• _Instructions for the task_:
Report every line from the material that contains the word "хранения".

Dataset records
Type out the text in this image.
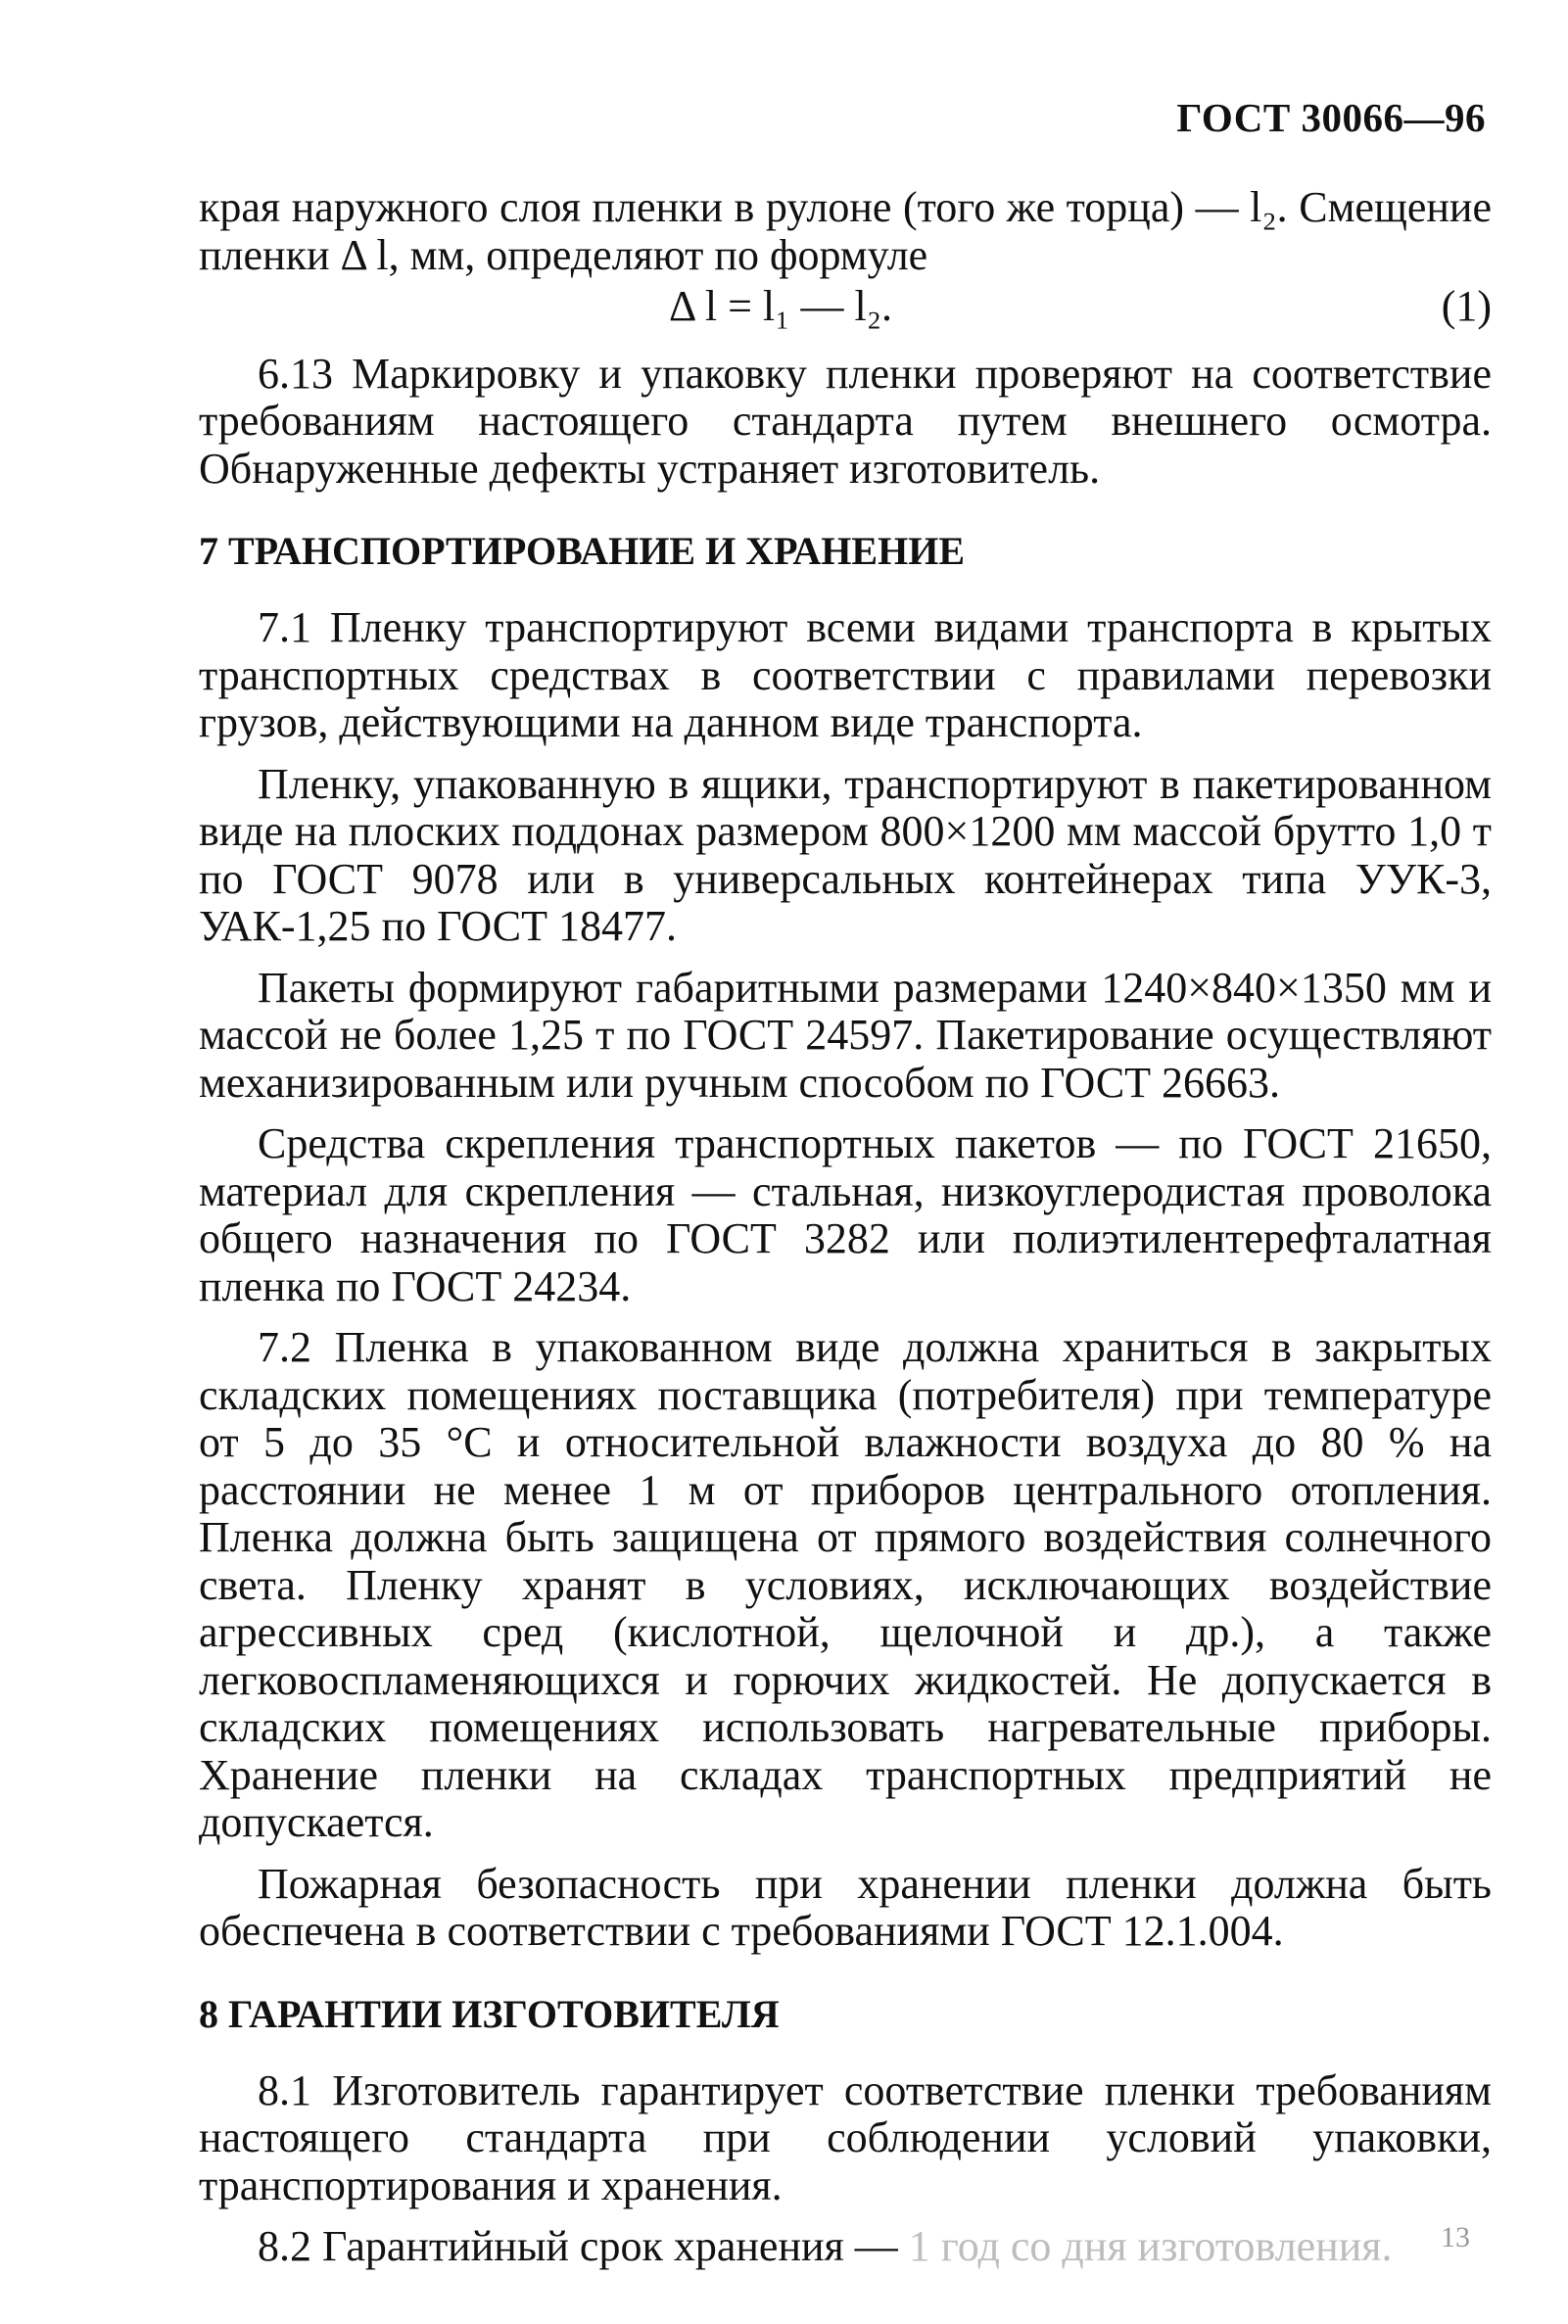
ГОСТ 30066—96

края наружного слоя пленки в рулоне (того же торца) — l₂. Смещение пленки Δ l, мм, определяют по формуле

Δ l = l₁ — l₂.	(1)

6.13 Маркировку и упаковку пленки проверяют на соответствие требованиям настоящего стандарта путем внешнего осмотра. Обнаруженные дефекты устраняет изготовитель.

7 ТРАНСПОРТИРОВАНИЕ И ХРАНЕНИЕ

7.1 Пленку транспортируют всеми видами транспорта в крытых транспортных средствах в соответствии с правилами перевозки грузов, действующими на данном виде транспорта.

Пленку, упакованную в ящики, транспортируют в пакетированном виде на плоских поддонах размером 800×1200 мм массой брутто 1,0 т по ГОСТ 9078 или в универсальных контейнерах типа УУК-3, УАК-1,25 по ГОСТ 18477.

Пакеты формируют габаритными размерами 1240×840×1350 мм и массой не более 1,25 т по ГОСТ 24597. Пакетирование осуществляют механизированным или ручным способом по ГОСТ 26663.

Средства скрепления транспортных пакетов — по ГОСТ 21650, материал для скрепления — стальная, низкоуглеродистая проволока общего назначения по ГОСТ 3282 или полиэтилентерефталатная пленка по ГОСТ 24234.

7.2 Пленка в упакованном виде должна храниться в закрытых складских помещениях поставщика (потребителя) при температуре от 5 до 35 °С и относительной влажности воздуха до 80 % на расстоянии не менее 1 м от приборов центрального отопления. Пленка должна быть защищена от прямого воздействия солнечного света. Пленку хранят в условиях, исключающих воздействие агрессивных сред (кислотной, щелочной и др.), а также легковоспламеняющихся и горючих жидкостей. Не допускается в складских помещениях использовать нагревательные приборы. Хранение пленки на складах транспортных предприятий не допускается.

Пожарная безопасность при хранении пленки должна быть обеспечена в соответствии с требованиями ГОСТ 12.1.004.

8 ГАРАНТИИ ИЗГОТОВИТЕЛЯ

8.1 Изготовитель гарантирует соответствие пленки требованиям настоящего стандарта при соблюдении условий упаковки, транспортирования и хранения.

8.2 Гарантийный срок хранения — 1 год со дня изготовления.	13
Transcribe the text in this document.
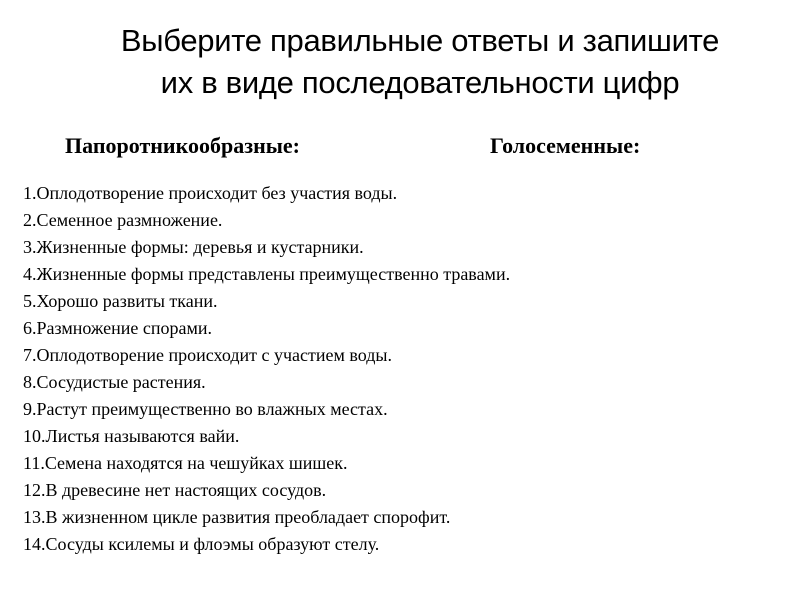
Выберите правильные ответы и запишите
их в виде последовательности цифр
Папоротникообразные:	Голосеменные:
1.Оплодотворение происходит без участия воды.
2.Семенное размножение.
3.Жизненные формы: деревья и кустарники.
4.Жизненные формы представлены преимущественно травами.
5.Хорошо развиты ткани.
6.Размножение спорами.
7.Оплодотворение происходит с участием воды.
8.Сосудистые растения.
9.Растут преимущественно во влажных местах.
10.Листья называются вайи.
11.Семена находятся на чешуйках шишек.
12.В древесине нет настоящих сосудов.
13.В жизненном цикле развития преобладает спорофит.
14.Сосуды ксилемы и флоэмы образуют стелу.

• _Task answer_:
8.1 Изготовитель гарантирует соответствие пленки требованиям настоящего стандарта при соблюдении условий упаковки, транспортирования и хранения.
8.2 Гарантийный срок хранения — 1 год со дня изготовления.	13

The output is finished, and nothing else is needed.